PROBLEM STATEMENT: In the entries, find all lines that hold the word "NOTE" and copy them.

Segment Start: DATASET EXCERPTS

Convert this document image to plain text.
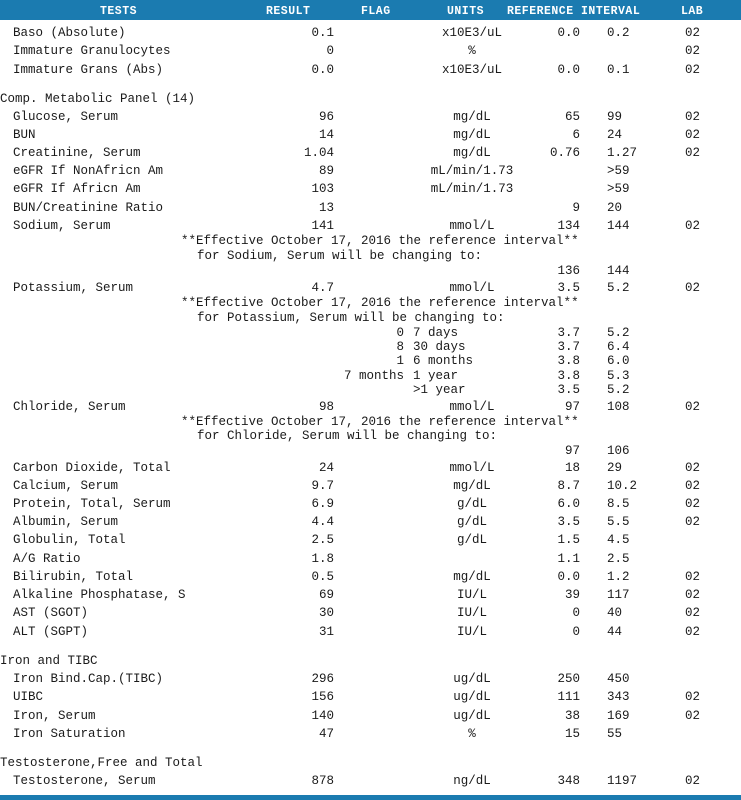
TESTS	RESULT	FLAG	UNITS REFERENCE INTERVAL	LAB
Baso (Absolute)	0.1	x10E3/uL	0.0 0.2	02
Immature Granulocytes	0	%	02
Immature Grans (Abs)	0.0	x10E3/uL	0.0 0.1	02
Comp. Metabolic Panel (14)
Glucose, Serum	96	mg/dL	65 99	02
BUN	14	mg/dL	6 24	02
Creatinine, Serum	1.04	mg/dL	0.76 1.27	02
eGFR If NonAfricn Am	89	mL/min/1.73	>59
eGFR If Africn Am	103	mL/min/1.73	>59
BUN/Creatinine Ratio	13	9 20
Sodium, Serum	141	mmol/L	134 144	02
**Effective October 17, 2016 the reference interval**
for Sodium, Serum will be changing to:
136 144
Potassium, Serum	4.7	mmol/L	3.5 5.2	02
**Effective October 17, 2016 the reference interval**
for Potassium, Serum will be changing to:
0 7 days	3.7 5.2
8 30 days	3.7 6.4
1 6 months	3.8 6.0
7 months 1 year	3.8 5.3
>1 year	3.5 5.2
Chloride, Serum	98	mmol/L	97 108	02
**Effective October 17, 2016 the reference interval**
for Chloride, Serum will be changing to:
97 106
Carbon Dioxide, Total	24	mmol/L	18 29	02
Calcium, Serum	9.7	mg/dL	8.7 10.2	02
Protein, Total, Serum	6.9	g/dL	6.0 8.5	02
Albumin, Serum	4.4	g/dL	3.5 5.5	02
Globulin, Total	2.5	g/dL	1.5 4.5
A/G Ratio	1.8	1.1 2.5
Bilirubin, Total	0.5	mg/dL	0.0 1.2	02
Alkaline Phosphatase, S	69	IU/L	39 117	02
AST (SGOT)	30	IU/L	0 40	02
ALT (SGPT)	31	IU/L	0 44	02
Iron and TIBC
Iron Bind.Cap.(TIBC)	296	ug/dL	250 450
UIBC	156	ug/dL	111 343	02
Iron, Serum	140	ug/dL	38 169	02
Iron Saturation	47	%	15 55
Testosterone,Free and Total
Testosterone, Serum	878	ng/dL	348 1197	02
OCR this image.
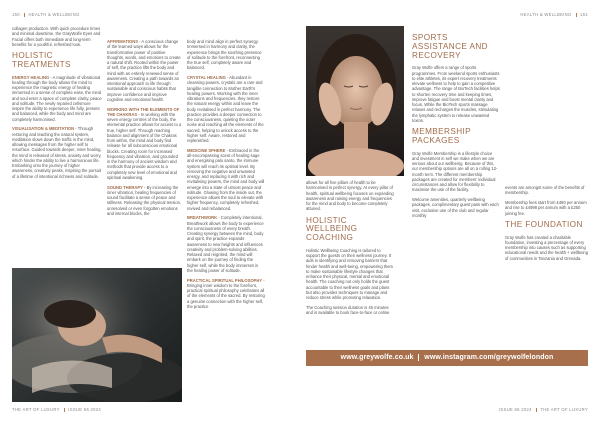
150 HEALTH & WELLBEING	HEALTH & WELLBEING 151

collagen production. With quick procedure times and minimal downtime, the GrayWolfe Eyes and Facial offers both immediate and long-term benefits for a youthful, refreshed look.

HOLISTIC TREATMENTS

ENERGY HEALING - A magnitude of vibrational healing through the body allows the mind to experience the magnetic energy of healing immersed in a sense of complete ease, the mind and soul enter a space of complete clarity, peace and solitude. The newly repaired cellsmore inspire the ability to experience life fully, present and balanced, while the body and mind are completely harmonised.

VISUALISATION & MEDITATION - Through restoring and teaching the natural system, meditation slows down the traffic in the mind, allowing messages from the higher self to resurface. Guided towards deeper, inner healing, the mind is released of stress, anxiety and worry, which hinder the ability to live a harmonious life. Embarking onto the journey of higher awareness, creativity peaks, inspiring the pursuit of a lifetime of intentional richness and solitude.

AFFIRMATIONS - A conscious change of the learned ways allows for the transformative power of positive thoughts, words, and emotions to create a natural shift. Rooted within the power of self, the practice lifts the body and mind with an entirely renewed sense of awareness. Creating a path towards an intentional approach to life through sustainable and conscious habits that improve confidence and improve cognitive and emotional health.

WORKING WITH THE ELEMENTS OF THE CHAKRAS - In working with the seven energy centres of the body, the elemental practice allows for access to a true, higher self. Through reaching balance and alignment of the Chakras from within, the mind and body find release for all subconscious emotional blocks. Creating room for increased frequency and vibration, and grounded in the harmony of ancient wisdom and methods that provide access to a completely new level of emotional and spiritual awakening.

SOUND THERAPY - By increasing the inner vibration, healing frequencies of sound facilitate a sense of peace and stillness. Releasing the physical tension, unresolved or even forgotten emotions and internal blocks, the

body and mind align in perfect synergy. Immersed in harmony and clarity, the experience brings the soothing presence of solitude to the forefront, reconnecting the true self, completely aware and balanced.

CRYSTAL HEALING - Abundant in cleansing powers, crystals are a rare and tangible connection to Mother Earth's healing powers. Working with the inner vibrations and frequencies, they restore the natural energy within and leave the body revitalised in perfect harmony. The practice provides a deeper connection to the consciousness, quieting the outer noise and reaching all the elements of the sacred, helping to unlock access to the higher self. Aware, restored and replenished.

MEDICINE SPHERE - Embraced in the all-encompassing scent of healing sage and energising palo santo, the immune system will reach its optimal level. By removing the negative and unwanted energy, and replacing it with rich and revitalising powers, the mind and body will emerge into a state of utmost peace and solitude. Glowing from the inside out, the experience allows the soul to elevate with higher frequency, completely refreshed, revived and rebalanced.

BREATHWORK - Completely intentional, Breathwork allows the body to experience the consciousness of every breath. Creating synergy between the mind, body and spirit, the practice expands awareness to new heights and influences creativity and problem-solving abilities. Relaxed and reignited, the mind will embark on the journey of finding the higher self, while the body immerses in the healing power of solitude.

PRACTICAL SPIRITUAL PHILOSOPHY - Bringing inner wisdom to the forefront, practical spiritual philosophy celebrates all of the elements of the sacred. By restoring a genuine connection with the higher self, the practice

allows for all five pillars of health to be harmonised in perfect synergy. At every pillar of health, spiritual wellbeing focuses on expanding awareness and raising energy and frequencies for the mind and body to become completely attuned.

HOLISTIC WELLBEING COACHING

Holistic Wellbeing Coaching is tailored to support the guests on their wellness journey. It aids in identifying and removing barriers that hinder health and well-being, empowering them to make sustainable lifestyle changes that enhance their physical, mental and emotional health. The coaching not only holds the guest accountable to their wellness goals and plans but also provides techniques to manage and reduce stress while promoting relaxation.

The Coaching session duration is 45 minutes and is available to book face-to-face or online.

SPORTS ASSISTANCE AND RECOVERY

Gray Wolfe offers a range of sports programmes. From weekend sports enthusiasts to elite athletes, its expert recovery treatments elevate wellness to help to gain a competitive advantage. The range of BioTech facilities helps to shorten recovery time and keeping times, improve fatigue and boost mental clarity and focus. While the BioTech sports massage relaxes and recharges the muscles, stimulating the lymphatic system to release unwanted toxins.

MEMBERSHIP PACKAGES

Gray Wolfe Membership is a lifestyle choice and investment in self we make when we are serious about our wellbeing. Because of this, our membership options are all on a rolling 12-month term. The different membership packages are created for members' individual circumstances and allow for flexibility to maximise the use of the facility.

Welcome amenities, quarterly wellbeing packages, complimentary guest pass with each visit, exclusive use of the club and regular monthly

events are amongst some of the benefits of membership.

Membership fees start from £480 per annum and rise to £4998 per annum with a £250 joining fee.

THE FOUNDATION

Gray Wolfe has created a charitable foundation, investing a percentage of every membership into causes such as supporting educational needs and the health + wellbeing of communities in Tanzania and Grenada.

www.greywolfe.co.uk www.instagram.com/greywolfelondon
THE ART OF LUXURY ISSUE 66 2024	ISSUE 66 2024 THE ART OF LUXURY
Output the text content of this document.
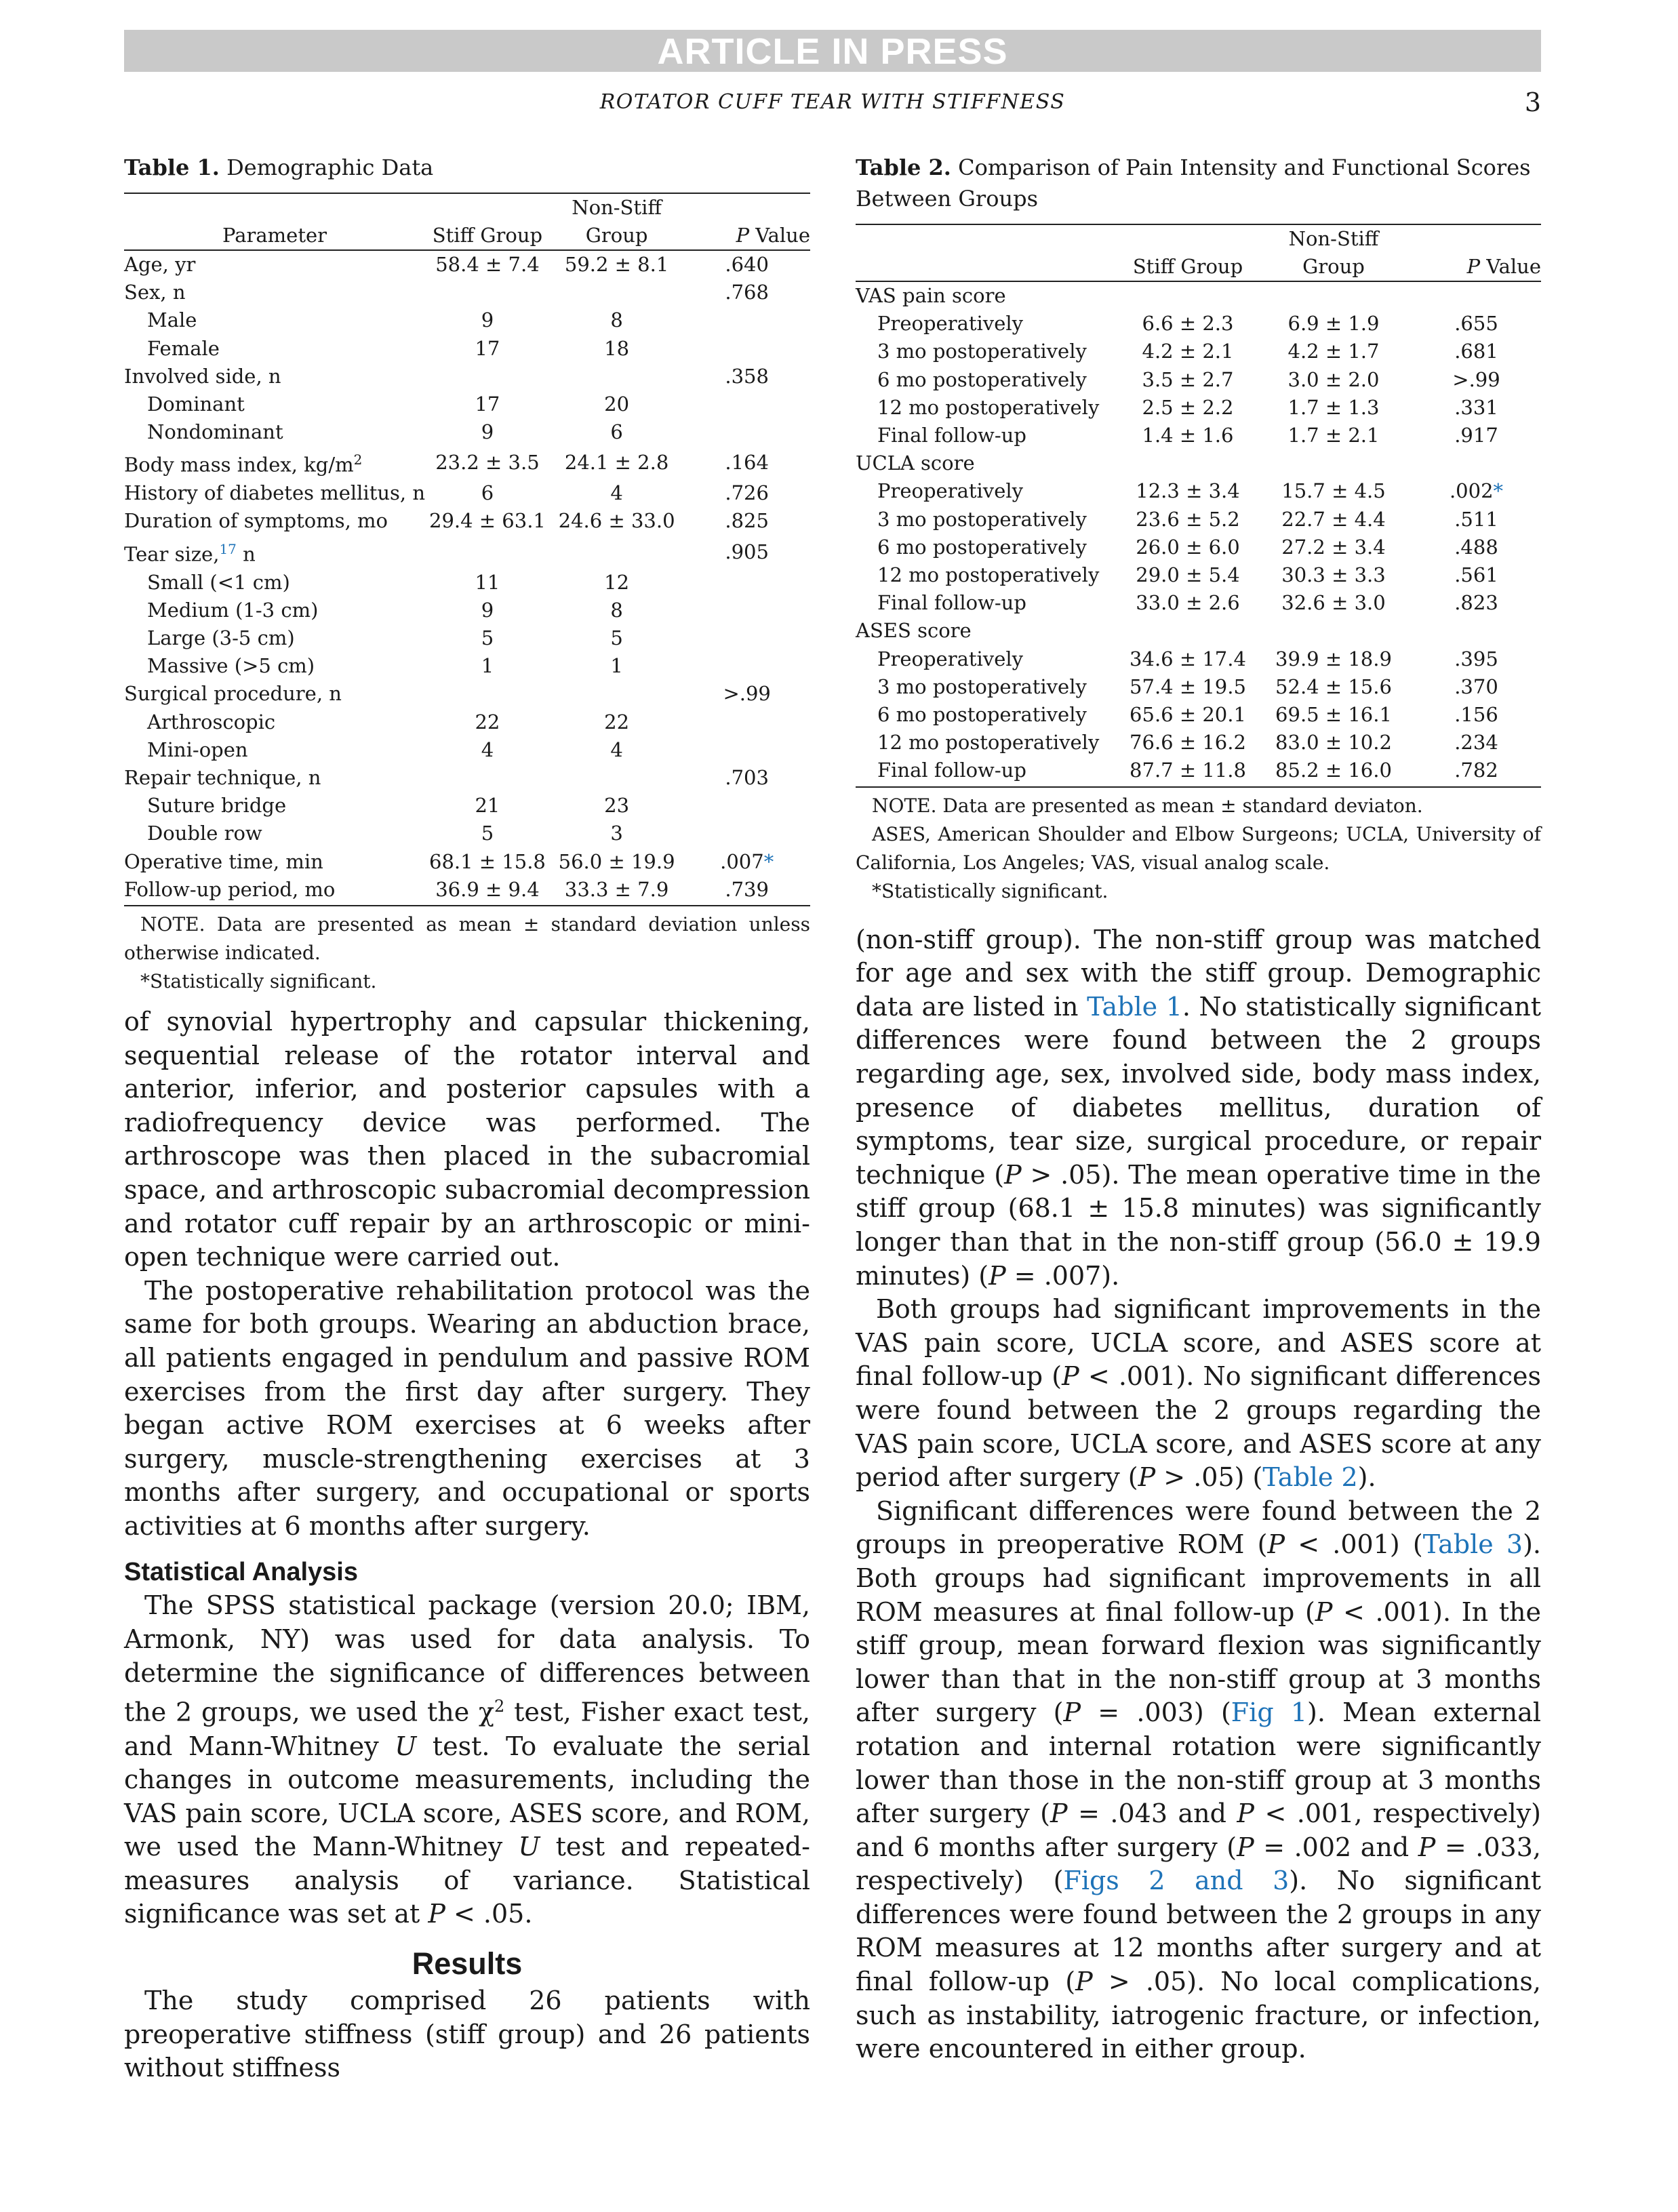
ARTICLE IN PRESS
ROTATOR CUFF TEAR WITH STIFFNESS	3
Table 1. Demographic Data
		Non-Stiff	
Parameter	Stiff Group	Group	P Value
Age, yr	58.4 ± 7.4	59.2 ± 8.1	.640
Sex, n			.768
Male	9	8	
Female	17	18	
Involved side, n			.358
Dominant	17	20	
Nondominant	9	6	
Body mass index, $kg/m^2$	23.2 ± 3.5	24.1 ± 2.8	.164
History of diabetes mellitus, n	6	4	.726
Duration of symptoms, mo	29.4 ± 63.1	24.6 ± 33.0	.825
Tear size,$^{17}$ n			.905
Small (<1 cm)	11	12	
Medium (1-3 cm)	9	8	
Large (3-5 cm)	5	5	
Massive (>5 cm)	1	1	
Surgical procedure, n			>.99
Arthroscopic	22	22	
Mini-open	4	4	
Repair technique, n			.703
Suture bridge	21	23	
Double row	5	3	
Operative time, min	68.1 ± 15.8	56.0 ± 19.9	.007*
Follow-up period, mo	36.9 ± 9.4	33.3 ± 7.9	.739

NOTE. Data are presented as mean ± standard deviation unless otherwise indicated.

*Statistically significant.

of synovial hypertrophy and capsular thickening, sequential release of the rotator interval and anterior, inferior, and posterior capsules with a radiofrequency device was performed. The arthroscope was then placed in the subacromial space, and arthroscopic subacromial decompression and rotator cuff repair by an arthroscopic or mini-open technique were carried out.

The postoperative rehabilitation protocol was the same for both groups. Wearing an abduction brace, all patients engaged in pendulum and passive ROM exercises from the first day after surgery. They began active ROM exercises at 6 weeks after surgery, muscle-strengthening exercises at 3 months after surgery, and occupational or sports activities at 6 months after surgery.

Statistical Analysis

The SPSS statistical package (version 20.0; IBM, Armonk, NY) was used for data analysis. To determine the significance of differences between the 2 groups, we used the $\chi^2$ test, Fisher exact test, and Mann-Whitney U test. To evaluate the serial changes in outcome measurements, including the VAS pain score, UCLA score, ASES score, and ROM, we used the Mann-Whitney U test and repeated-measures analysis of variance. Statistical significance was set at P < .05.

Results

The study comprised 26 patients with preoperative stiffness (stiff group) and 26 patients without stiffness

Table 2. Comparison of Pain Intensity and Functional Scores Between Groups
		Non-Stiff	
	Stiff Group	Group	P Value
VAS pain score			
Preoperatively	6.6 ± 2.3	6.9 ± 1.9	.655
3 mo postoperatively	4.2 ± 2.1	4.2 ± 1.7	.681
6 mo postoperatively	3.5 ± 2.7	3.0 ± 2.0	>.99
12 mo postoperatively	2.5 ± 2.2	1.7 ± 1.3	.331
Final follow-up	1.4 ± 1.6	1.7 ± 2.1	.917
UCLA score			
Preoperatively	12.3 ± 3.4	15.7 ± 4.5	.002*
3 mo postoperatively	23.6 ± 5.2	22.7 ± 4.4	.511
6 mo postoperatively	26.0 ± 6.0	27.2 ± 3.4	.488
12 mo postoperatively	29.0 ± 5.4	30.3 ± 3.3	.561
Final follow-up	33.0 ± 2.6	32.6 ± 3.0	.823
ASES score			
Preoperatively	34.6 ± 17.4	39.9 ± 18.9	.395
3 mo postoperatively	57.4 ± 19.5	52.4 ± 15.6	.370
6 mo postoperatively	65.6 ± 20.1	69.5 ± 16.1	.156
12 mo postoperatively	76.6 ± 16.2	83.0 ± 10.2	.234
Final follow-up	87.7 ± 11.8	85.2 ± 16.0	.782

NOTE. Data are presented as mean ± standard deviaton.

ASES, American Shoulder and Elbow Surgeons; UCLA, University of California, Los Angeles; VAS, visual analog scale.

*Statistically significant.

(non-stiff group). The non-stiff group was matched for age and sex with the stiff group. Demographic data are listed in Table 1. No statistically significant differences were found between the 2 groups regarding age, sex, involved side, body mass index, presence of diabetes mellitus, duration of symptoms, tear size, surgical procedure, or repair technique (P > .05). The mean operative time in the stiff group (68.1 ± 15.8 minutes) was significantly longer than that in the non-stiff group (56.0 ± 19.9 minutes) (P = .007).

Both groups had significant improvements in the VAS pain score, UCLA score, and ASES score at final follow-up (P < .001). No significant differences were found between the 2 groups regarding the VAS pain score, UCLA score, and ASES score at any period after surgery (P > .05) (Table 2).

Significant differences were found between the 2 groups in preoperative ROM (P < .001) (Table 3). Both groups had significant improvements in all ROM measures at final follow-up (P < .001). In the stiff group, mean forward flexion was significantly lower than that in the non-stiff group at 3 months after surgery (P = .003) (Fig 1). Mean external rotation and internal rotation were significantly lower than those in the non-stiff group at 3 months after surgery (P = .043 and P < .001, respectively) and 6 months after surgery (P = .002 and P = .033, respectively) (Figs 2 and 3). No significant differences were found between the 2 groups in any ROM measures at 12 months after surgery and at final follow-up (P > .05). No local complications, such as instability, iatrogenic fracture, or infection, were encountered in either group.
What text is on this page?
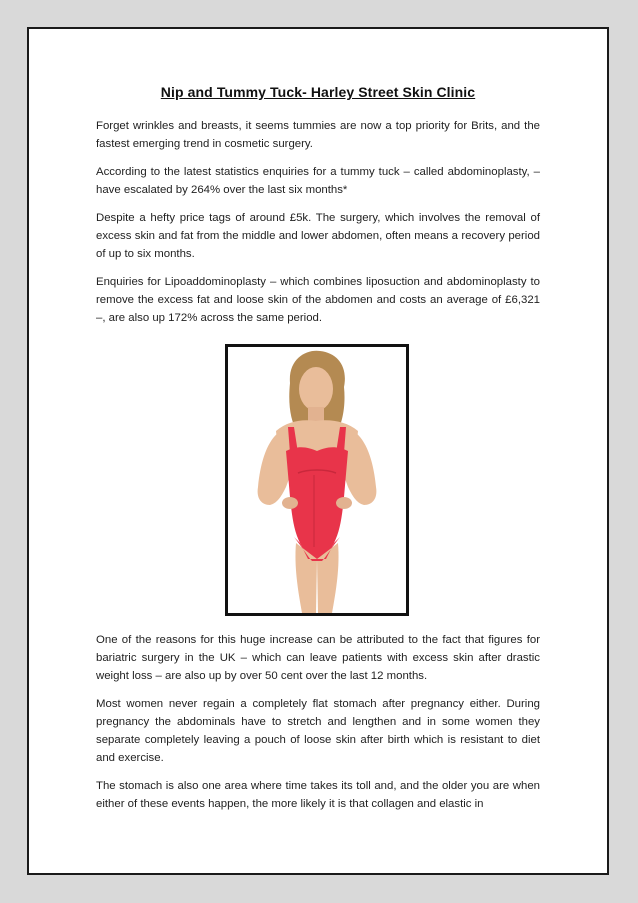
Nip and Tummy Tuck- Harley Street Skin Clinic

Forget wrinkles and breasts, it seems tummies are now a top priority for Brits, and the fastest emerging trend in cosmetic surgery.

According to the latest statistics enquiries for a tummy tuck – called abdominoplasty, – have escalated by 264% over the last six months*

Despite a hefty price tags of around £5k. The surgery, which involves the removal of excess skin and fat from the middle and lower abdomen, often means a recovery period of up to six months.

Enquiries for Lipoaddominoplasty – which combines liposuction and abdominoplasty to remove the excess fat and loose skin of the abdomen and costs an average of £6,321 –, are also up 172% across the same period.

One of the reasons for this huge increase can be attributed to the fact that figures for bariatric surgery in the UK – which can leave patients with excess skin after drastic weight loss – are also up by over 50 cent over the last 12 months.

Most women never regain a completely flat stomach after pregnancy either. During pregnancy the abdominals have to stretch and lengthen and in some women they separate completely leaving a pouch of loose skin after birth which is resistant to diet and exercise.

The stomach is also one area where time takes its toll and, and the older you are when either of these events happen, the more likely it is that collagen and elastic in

Segment End: DATASET EXCERPTS

EXPECTED ANSWER:
NOTE. Data are presented as mean ± standard deviation unless otherwise indicated.
NOTE. Data are presented as mean ± standard deviaton.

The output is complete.